Rewrite the items in the stretch from the line containing "sports-bullet-1: Θριάμβευσε με" through the line containing "october-bullet: Ρεπορτάζ από", replacing "ΠΟΔΟΣΦΑΙΡΟ" with "ΜΠΑΣΚΕΤ" and leaving everything else unchanged.

**Data rows**
▬▬▬▬▬▬▬▬▬▬

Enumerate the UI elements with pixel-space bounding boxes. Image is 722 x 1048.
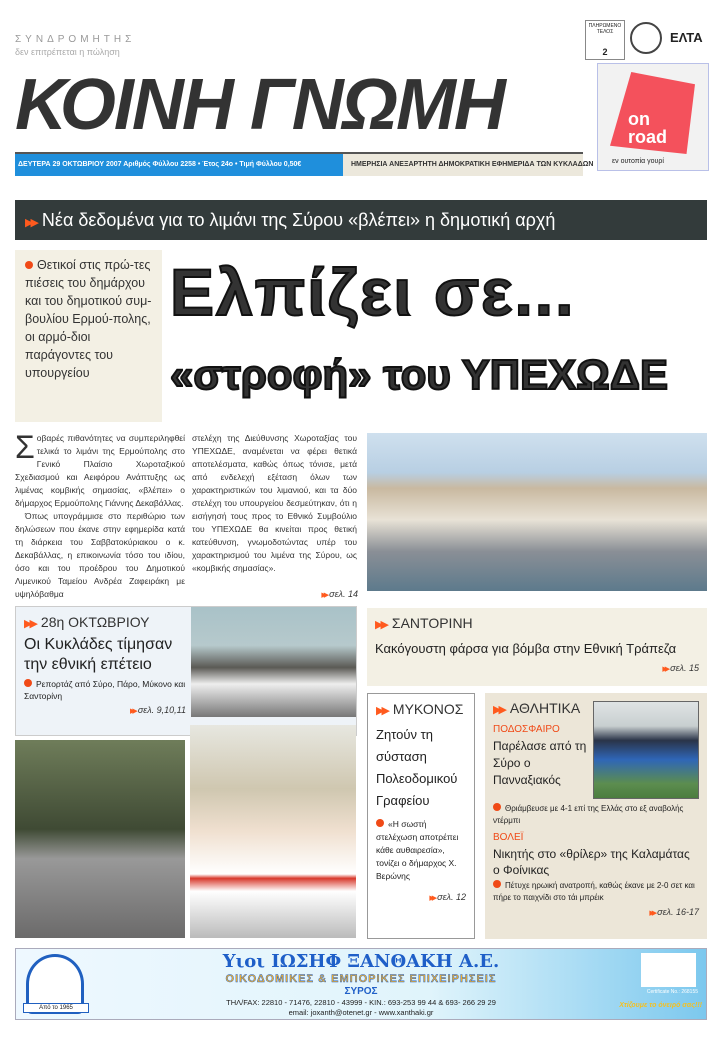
sports-bullet-1: Θριάμβευσε με 4-1 επί της Ελλάς στο εξ αναβολής ντέρμπι (493, 804, 684, 825)
onroad-ad (597, 63, 709, 171)
santorini-kicker: ΣΑΝΤΟΡΙΝΗ (391, 615, 473, 631)
mykonos-headline: Ζητούν τη σύσταση Πολεοδομικού Γραφείου (376, 727, 458, 808)
october-page-ref: ▶▶ σελ. 9,10,11 (130, 705, 186, 715)
lead-headline-2: «στροφή» του ΥΠΕΧΩΔΕ (170, 351, 669, 398)
october-headline: Οι Κυκλάδες τίμησαν την εθνική επέτειο (24, 636, 173, 673)
volley-label: ΒΟΛΕΪ (493, 832, 524, 843)
football-label: ΠΟΔΟΣΦΑΙΡΟ (493, 724, 560, 735)
lead-headline-1[interactable]: Ελπίζει σε... (170, 255, 576, 329)
october-bullet: Ρεπορτάζ από Σύρο, Πάρο, Μύκονο και Σαντορίνη (24, 679, 186, 701)
iso-certificate (641, 953, 696, 987)
santorini-headline: Κακόγουστη φάρσα για βόμβα στην Εθνική Τράπεζα (375, 641, 677, 656)
date-bar (15, 152, 594, 176)
lead-banner[interactable] (15, 200, 707, 240)
lead-page-ref[interactable]: ▶▶ σελ. 14 (321, 589, 358, 599)
sports-story[interactable] (485, 693, 707, 939)
mykonos-story[interactable] (367, 693, 475, 939)
sports-kicker: ΑΘΛΗΤΙΚΑ (509, 700, 581, 716)
lead-banner-text: Νέα δεδομένα για το λιμάνι της Σύρου «βλέπει» η δημοτική αρχή (41, 210, 556, 230)
company-place: ΣΥΡΟΣ (344, 986, 378, 997)
parade-photo-1 (191, 607, 356, 717)
company-contact: email: joxanth@otenet.gr - www.xanthaki.gr (288, 1008, 434, 1017)
company-name: Υιοι ΙΩΣΗΦ ΞΑΝΘΑΚΗ Α.Ε. (222, 951, 500, 972)
ad-slogan: Χτίζουμε το όνειρό σας!!! (619, 1002, 702, 1009)
sports-headline-2: Νικητής στο «θρίλερ» της Καλαμάτας ο Φοίνικας (493, 847, 690, 877)
bullet-icon (493, 880, 501, 888)
drop-cap: Σ (15, 429, 35, 465)
lead-body-col1: Σοβαρές πιθανότητες να συμπεριληφθεί τελικά το λιμάνι της Ερμούπολης στο Γενικό Πλαίσιο Χωροταξικού Σχεδιασμού και Αειφόρου Ανάπτυξης ως λιμένας κομβικής σημασίας, «βλέπει» ο δήμαρχος Ερμούπολης Γιάννης Δεκαβάλλας. Όπως υπογράμμισε στο περιθώριο των δηλώσεων που έκανε στην εφημερίδα κατά τη διάρκεια του Σαββατοκύριακου ο κ. Δεκαβάλλας, η επικοινωνία τόσο του ιδίου, όσο και του προέδρου του Δημοτικού Λιμενικού Ταμείου Ανδρέα Ζαφειράκη με υψηλόβαθμα (15, 429, 185, 599)
not-for-sale-label: δεν επιτρέπεται η πώληση (15, 47, 120, 57)
lead-side-summary: Θετικοί στις πρώ-τες πιέσεις του δημάρχου και του δημοτικού συμ-βουλίου Ερμού-πολης, οι αρμό-διοι παράγοντες του υπουργείου (15, 250, 162, 422)
football-photo (593, 701, 699, 799)
mykonos-kicker: ΜΥΚΟΝΟΣ (392, 701, 464, 717)
mykonos-page-ref: ▶▶ σελ. 12 (429, 892, 466, 902)
arrow-icon: ▶▶ (25, 217, 36, 229)
santorini-page-ref: ▶▶ σελ. 15 (662, 663, 699, 673)
children-photo (190, 725, 356, 938)
arrow-icon: ▶▶ (376, 705, 387, 717)
bullet-icon (493, 803, 501, 811)
onroad-logo-text: on road (628, 109, 668, 147)
parade-photo-2 (15, 740, 185, 938)
onroad-subtitle: εν ουτοπία γουρί (612, 158, 664, 165)
lead-body-col2: στελέχη της Διεύθυνσης Χωροταξίας του ΥΠΕΧΩΔΕ, αναμένεται να φέρει θετικά αποτελέσματα, καθώς όπως τόνισε, μετά από ενδελεχή εξέταση όλων των χαρακτηριστικών του λιμανιού, και τα δύο στελέχη του υπουργείου δεσμεύτηκαν, ότι η εισήγησή τους προς το Εθνικό Συμβούλιο του ΥΠΕΧΩΔΕ θα κινείται προς θετική κατεύθυνση, γνωμοδοτώντας υπέρ του χαρακτηρισμού του λιμένα της Σύρου, ως «κομβικής σημασίας». (192, 433, 357, 573)
newspaper-title: ΚΟΙΝΗ ΓΝΩΜΗ (15, 65, 504, 145)
company-logo (26, 954, 84, 1014)
xanthakis-ad[interactable] (15, 948, 707, 1020)
santorini-story[interactable] (367, 608, 707, 686)
arrow-icon: ▶▶ (375, 619, 386, 631)
issue-info: ΔΕΥΤΕΡΑ 29 ΟΚΤΩΒΡΙΟΥ 2007 Αριθμός Φύλλου 2258 • Έτος 24ο • Τιμή Φύλλου 0,50€ (15, 154, 343, 176)
sports-bullet-2: Πέτυχε ηρωική ανατροπή, καθώς έκανε με 2-0 σετ και πήρε το παιχνίδι στο τάι μπρέικ (493, 881, 695, 902)
company-activity: ΟΙΚΟΔΟΜΙΚΕΣ & ΕΜΠΟΡΙΚΕΣ ΕΠΙΧΕΙΡΗΣΕΙΣ (225, 973, 497, 985)
sports-headline-1: Παρέλασε από τη Σύρο ο Πανναξιακός (493, 739, 587, 787)
since-label: Από το 1965 (23, 1003, 89, 1013)
bullet-icon (376, 819, 384, 827)
arrow-icon: ▶▶ (24, 618, 35, 630)
postage-label: ΠΛΗΡΩΜΕΝΟ ΤΕΛΟΣ (588, 23, 622, 35)
elta-logo: ΕΛΤΑ (670, 30, 703, 45)
company-phones: ΤΗΛ/FAX: 22810 - 71476, 22810 - 43999 - ΚΙΝ.: 693-253 99 44 & 693- 266 29 29 (226, 998, 496, 1007)
harbor-photo (367, 433, 707, 591)
tagline: ΗΜΕΡΗΣΙΑ ΑΝΕΞΑΡΤΗΤΗ ΔΗΜΟΚΡΑΤΙΚΗ ΕΦΗΜΕΡΙΔΑ ΤΩΝ ΚΥΚΛΑΔΩΝ (343, 154, 583, 176)
postage-number: 2 (602, 47, 608, 57)
bullet-icon (24, 679, 32, 687)
subscriber-label: ΣΥΝΔΡΟΜΗΤΗΣ (15, 34, 136, 45)
postage-stamp (585, 20, 625, 60)
sports-page-ref: ▶▶ σελ. 16-17 (649, 907, 699, 917)
bullet-icon (25, 261, 33, 269)
october-kicker: 28η ΟΚΤΩΒΡΙΟΥ (40, 614, 150, 630)
seal-icon (630, 22, 662, 54)
mykonos-bullet: «Η σωστή στελέχωση αποτρέπει κάθε αυθαιρεσία», τονίζει ο δήμαρχος Χ. Βερώνης (376, 819, 459, 881)
arrow-icon: ▶▶ (493, 704, 504, 716)
certificate-number: Certificate No.: 268155 (646, 989, 698, 995)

▬▬▬▬▬▬▬▬▬▬

**Output of the exercise**
sports-bullet-1: Θριάμβευσε με 4-1 επί της Ελλάς στο εξ αναβολής ντέρμπι (493, 804, 684, 825)
onroad-ad (597, 63, 709, 171)
santorini-kicker: ΣΑΝΤΟΡΙΝΗ (391, 615, 473, 631)
mykonos-headline: Ζητούν τη σύσταση Πολεοδομικού Γραφείου (376, 727, 458, 808)
october-page-ref: ▶▶ σελ. 9,10,11 (130, 705, 186, 715)
lead-headline-2: «στροφή» του ΥΠΕΧΩΔΕ (170, 351, 669, 398)
october-headline: Οι Κυκλάδες τίμησαν την εθνική επέτειο (24, 636, 173, 673)
volley-label: ΒΟΛΕΪ (493, 832, 524, 843)
football-label: ΜΠΑΣΚΕΤ (493, 724, 560, 735)
lead-headline-1[interactable]: Ελπίζει σε... (170, 255, 576, 329)
october-bullet: Ρεπορτάζ από Σύρο, Πάρο, Μύκονο και Σαντορίνη (24, 679, 186, 701)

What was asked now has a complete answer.